● Description of the task
Scan the records for the word "page". Copy each line that includes it.

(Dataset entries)
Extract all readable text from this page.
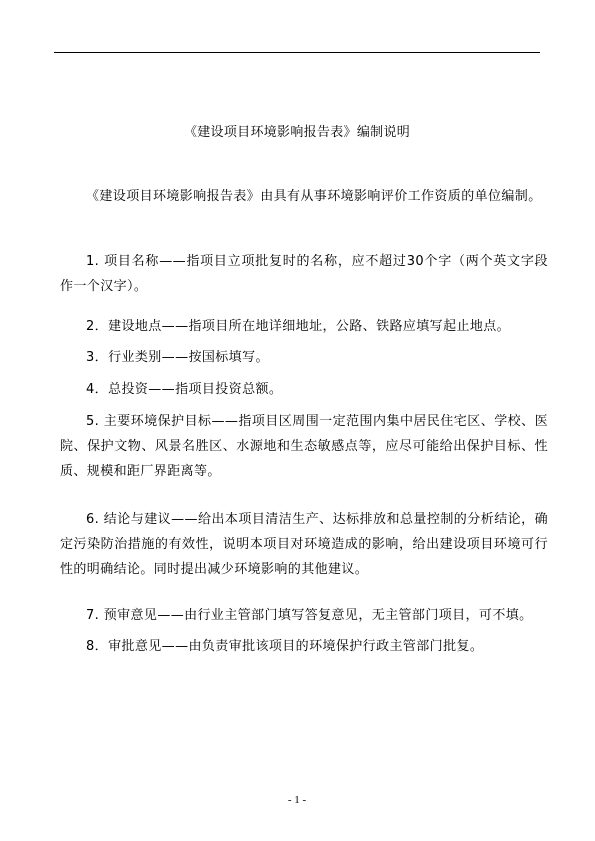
《建设项目环境影响报告表》编制说明

《建设项目环境影响报告表》由具有从事环境影响评价工作资质的单位编制。

1. 项目名称——指项目立项批复时的名称，应不超过30个字（两个英文字段作一个汉字）。

2．建设地点——指项目所在地详细地址，公路、铁路应填写起止地点。

3．行业类别——按国标填写。

4．总投资——指项目投资总额。

5. 主要环境保护目标——指项目区周围一定范围内集中居民住宅区、学校、医院、保护文物、风景名胜区、水源地和生态敏感点等，应尽可能给出保护目标、性质、规模和距厂界距离等。

6. 结论与建议——给出本项目清洁生产、达标排放和总量控制的分析结论，确定污染防治措施的有效性，说明本项目对环境造成的影响，给出建设项目环境可行性的明确结论。同时提出减少环境影响的其他建议。

7. 预审意见——由行业主管部门填写答复意见，无主管部门项目，可不填。

8．审批意见——由负责审批该项目的环境保护行政主管部门批复。

- 1 -
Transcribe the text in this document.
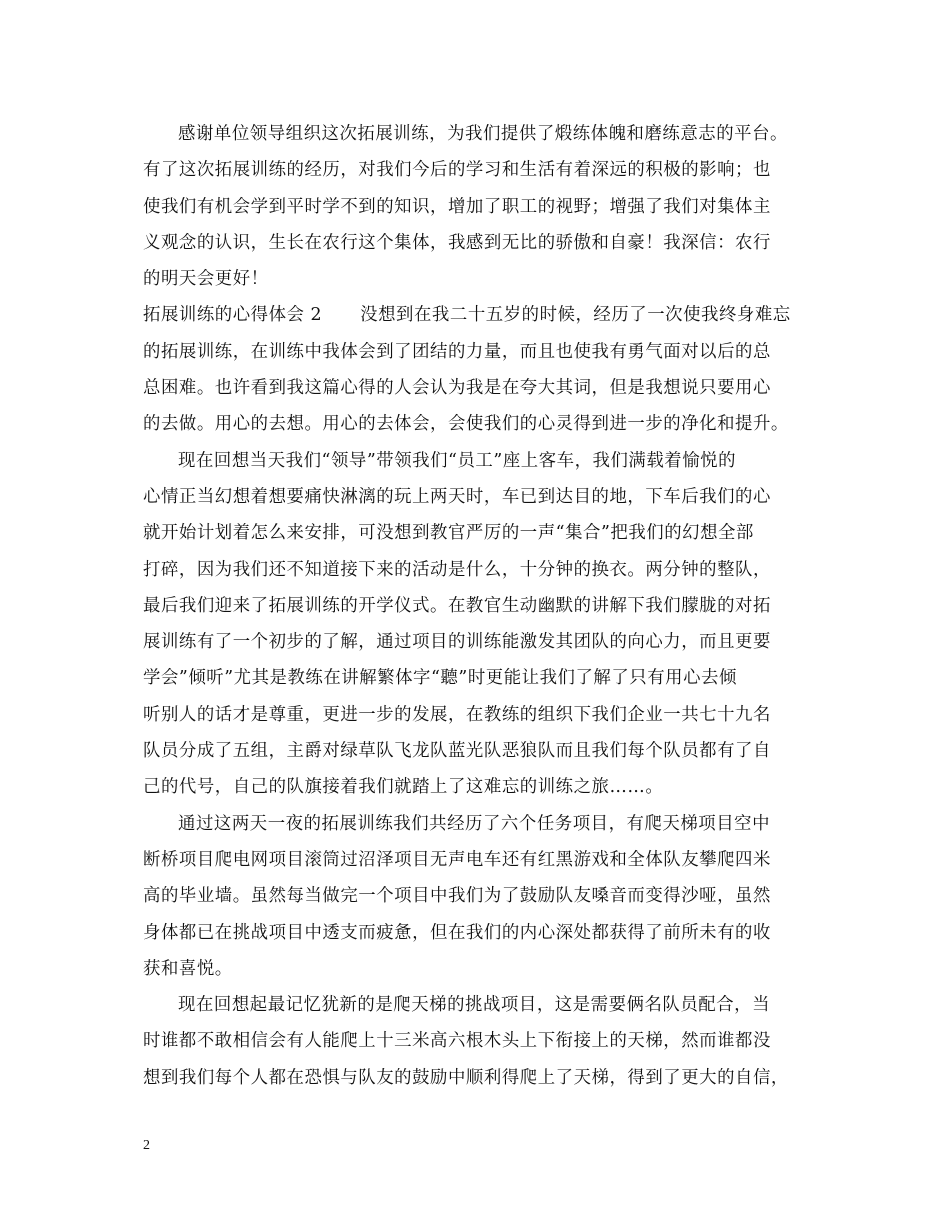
感谢单位领导组织这次拓展训练，为我们提供了煅练体魄和磨练意志的平台。
有了这次拓展训练的经历，对我们今后的学习和生活有着深远的积极的影响；也
使我们有机会学到平时学不到的知识，增加了职工的视野；增强了我们对集体主
义观念的认识，生长在农行这个集体，我感到无比的骄傲和自豪！我深信：农行
的明天会更好！
拓展训练的心得体会 2 没想到在我二十五岁的时候，经历了一次使我终身难忘
的拓展训练，在训练中我体会到了团结的力量，而且也使我有勇气面对以后的总
总困难。也许看到我这篇心得的人会认为我是在夸大其词，但是我想说只要用心
的去做。用心的去想。用心的去体会，会使我们的心灵得到进一步的净化和提升。
现在回想当天我们“领导”带领我们“员工”座上客车，我们满载着愉悦的
心情正当幻想着想要痛快淋漓的玩上两天时，车已到达目的地，下车后我们的心
就开始计划着怎么来安排，可没想到教官严厉的一声“集合”把我们的幻想全部
打碎，因为我们还不知道接下来的活动是什么，十分钟的换衣。两分钟的整队，
最后我们迎来了拓展训练的开学仪式。在教官生动幽默的讲解下我们朦胧的对拓
展训练有了一个初步的了解，通过项目的训练能激发其团队的向心力，而且更要
学会”倾听”尤其是教练在讲解繁体字“聽”时更能让我们了解了只有用心去倾
听别人的话才是尊重，更进一步的发展，在教练的组织下我们企业一共七十九名
队员分成了五组，主爵对绿草队飞龙队蓝光队恶狼队而且我们每个队员都有了自
己的代号，自己的队旗接着我们就踏上了这难忘的训练之旅……。
通过这两天一夜的拓展训练我们共经历了六个任务项目，有爬天梯项目空中
断桥项目爬电网项目滚筒过沼泽项目无声电车还有红黑游戏和全体队友攀爬四米
高的毕业墙。虽然每当做完一个项目中我们为了鼓励队友嗓音而变得沙哑，虽然
身体都已在挑战项目中透支而疲惫，但在我们的内心深处都获得了前所未有的收
获和喜悦。
现在回想起最记忆犹新的是爬天梯的挑战项目，这是需要俩名队员配合，当
时谁都不敢相信会有人能爬上十三米高六根木头上下衔接上的天梯，然而谁都没
想到我们每个人都在恐惧与队友的鼓励中顺利得爬上了天梯，得到了更大的自信，
2
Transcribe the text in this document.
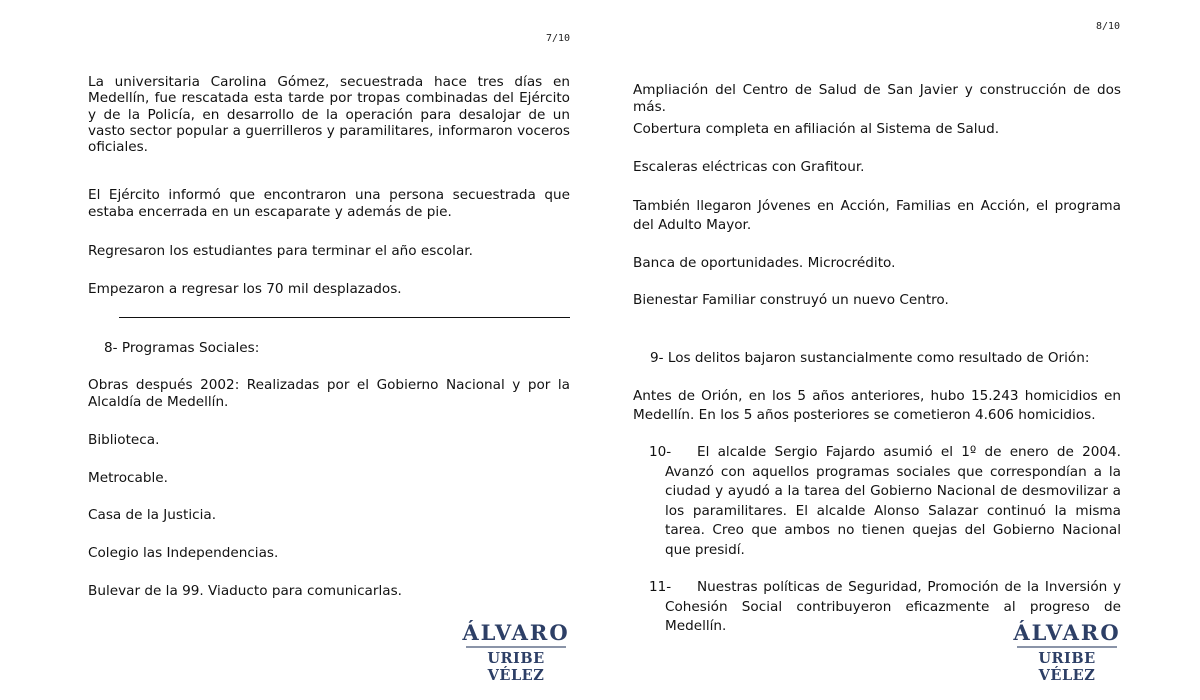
7/10

La universitaria Carolina Gómez, secuestrada hace tres días en Medellín, fue rescatada esta tarde por tropas combinadas del Ejército y de la Policía, en desarrollo de la operación para desalojar de un vasto sector popular a guerrilleros y paramilitares, informaron voceros oficiales.

El Ejército informó que encontraron una persona secuestrada que estaba encerrada en un escaparate y además de pie.

Regresaron los estudiantes para terminar el año escolar.

Empezaron a regresar los 70 mil desplazados.

8- Programas Sociales:

Obras después 2002: Realizadas por el Gobierno Nacional y por la Alcaldía de Medellín.

Biblioteca.

Metrocable.

Casa de la Justicia.

Colegio las Independencias.

Bulevar de la 99. Viaducto para comunicarlas.

ÁLVARO
URIBE VÉLEZ
8/10

Ampliación del Centro de Salud de San Javier y construcción de dos más.

Cobertura completa en afiliación al Sistema de Salud.

Escaleras eléctricas con Grafitour.

También llegaron Jóvenes en Acción, Familias en Acción, el programa del Adulto Mayor.

Banca de oportunidades. Microcrédito.

Bienestar Familiar construyó un nuevo Centro.

9- Los delitos bajaron sustancialmente como resultado de Orión:

Antes de Orión, en los 5 años anteriores, hubo 15.243 homicidios en Medellín. En los 5 años posteriores se cometieron 4.606 homicidios.

10- El alcalde Sergio Fajardo asumió el 1º de enero de 2004. Avanzó con aquellos programas sociales que correspondían a la ciudad y ayudó a la tarea del Gobierno Nacional de desmovilizar a los paramilitares. El alcalde Alonso Salazar continuó la misma tarea. Creo que ambos no tienen quejas del Gobierno Nacional que presidí.
11- Nuestras políticas de Seguridad, Promoción de la Inversión y Cohesión Social contribuyeron eficazmente al progreso de Medellín.	ÁLVARO
URIBE VÉLEZ
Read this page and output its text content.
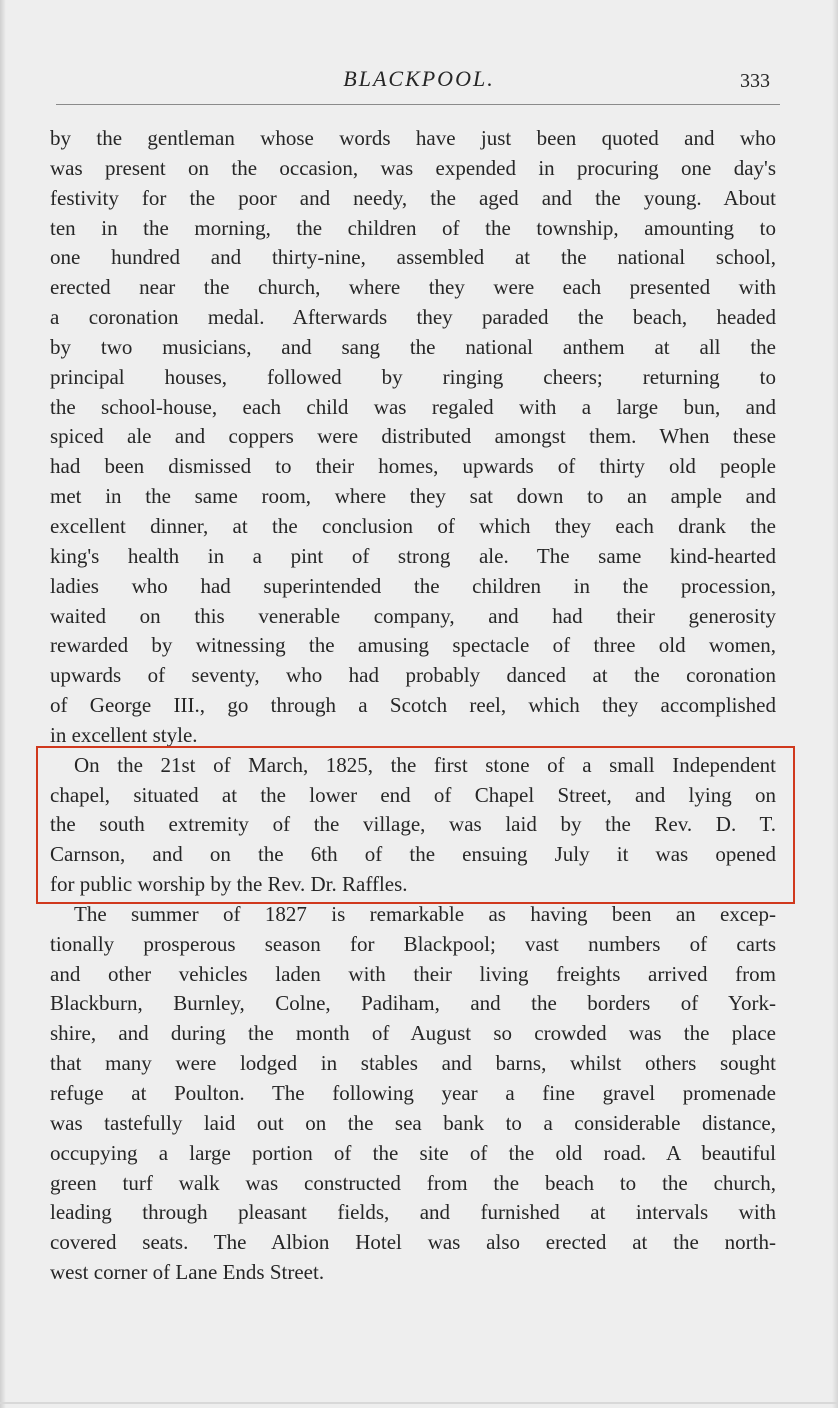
BLACKPOOL.	333
by the gentleman whose words have just been quoted and who
was present on the occasion, was expended in procuring one day's
festivity for the poor and needy, the aged and the young. About
ten in the morning, the children of the township, amounting to
one hundred and thirty-nine, assembled at the national school,
erected near the church, where they were each presented with
a coronation medal. Afterwards they paraded the beach, headed
by two musicians, and sang the national anthem at all the
principal houses, followed by ringing cheers; returning to
the school-house, each child was regaled with a large bun, and
spiced ale and coppers were distributed amongst them. When these
had been dismissed to their homes, upwards of thirty old people
met in the same room, where they sat down to an ample and
excellent dinner, at the conclusion of which they each drank the
king's health in a pint of strong ale. The same kind-hearted
ladies who had superintended the children in the procession,
waited on this venerable company, and had their generosity
rewarded by witnessing the amusing spectacle of three old women,
upwards of seventy, who had probably danced at the coronation
of George III., go through a Scotch reel, which they accomplished
in excellent style.
On the 21st of March, 1825, the first stone of a small Independent
chapel, situated at the lower end of Chapel Street, and lying on
the south extremity of the village, was laid by the Rev. D. T.
Carnson, and on the 6th of the ensuing July it was opened
for public worship by the Rev. Dr. Raffles.
The summer of 1827 is remarkable as having been an excep-
tionally prosperous season for Blackpool; vast numbers of carts
and other vehicles laden with their living freights arrived from
Blackburn, Burnley, Colne, Padiham, and the borders of York-
shire, and during the month of August so crowded was the place
that many were lodged in stables and barns, whilst others sought
refuge at Poulton. The following year a fine gravel promenade
was tastefully laid out on the sea bank to a considerable distance,
occupying a large portion of the site of the old road. A beautiful
green turf walk was constructed from the beach to the church,
leading through pleasant fields, and furnished at intervals with
covered seats. The Albion Hotel was also erected at the north-
west corner of Lane Ends Street.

● Correct answer
Extract all readable text from this page.
Read this page and output its text content.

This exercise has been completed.